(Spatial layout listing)
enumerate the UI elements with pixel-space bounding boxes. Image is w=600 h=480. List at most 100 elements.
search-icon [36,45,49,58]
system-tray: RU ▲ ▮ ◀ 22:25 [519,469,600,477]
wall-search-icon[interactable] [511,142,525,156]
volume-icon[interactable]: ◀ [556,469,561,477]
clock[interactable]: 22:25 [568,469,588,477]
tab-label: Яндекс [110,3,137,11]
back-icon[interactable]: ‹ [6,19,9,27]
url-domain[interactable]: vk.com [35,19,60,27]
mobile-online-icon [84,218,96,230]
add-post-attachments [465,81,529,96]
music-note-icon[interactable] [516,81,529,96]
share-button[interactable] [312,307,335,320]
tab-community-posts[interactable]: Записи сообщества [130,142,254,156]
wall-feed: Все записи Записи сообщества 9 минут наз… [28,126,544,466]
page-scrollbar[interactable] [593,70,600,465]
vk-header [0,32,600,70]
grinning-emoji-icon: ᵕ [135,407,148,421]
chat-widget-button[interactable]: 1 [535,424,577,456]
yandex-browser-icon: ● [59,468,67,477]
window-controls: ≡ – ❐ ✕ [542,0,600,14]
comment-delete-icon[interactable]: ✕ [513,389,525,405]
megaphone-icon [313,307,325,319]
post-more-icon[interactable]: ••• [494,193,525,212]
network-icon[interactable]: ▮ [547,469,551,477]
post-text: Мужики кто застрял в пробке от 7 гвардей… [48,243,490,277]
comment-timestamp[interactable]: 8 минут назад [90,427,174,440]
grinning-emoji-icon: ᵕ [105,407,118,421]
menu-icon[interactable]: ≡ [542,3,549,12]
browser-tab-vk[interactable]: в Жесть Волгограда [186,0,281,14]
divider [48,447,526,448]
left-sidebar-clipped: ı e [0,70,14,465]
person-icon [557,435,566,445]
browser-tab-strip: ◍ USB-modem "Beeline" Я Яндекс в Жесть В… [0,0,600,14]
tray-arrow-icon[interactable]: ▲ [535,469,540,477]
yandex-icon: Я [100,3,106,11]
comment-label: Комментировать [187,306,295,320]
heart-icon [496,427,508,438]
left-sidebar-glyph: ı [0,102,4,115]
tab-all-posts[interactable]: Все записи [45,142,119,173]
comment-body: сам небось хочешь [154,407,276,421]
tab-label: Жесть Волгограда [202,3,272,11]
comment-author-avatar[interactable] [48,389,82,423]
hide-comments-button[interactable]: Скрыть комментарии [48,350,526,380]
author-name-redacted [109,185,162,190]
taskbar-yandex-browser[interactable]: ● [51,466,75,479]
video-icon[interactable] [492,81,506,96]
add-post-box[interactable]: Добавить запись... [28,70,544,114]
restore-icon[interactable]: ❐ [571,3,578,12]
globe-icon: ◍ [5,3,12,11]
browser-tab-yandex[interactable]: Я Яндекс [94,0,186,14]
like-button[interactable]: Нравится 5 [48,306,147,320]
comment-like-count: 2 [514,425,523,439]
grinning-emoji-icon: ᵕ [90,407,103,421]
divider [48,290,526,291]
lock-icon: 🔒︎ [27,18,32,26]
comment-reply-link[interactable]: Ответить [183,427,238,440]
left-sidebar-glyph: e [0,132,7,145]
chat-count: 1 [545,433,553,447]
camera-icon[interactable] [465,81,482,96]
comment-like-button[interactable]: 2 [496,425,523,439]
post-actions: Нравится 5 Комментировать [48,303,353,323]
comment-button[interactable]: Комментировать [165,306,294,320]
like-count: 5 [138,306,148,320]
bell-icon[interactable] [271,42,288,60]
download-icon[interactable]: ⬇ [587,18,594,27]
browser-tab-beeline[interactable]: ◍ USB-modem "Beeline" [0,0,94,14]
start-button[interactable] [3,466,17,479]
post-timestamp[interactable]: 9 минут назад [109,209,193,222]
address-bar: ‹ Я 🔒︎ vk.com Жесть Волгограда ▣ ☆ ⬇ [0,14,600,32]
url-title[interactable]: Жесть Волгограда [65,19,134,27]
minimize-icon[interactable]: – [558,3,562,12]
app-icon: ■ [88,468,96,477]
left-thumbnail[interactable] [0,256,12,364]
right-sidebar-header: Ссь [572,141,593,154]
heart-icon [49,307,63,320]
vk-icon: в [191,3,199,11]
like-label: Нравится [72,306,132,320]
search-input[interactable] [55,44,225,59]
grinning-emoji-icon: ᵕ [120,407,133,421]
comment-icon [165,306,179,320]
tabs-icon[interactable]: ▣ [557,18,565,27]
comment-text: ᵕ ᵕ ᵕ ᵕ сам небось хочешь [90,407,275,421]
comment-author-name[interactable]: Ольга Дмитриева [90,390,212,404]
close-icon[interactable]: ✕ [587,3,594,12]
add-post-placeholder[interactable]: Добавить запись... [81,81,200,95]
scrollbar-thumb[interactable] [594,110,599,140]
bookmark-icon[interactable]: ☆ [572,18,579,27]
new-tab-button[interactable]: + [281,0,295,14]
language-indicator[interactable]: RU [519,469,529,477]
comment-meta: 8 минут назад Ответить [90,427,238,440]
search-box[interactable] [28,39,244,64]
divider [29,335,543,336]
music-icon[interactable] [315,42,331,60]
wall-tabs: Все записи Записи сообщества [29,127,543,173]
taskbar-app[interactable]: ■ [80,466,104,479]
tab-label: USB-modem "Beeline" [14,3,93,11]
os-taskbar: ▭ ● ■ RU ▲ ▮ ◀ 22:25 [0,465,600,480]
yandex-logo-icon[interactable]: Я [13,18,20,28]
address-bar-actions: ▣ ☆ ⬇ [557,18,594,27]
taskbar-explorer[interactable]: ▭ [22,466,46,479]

## [Given task]
How many lines in the listing above contain the string "author"? Matching is case-sensitive; reply with the number alone.

## [Expected answer]
3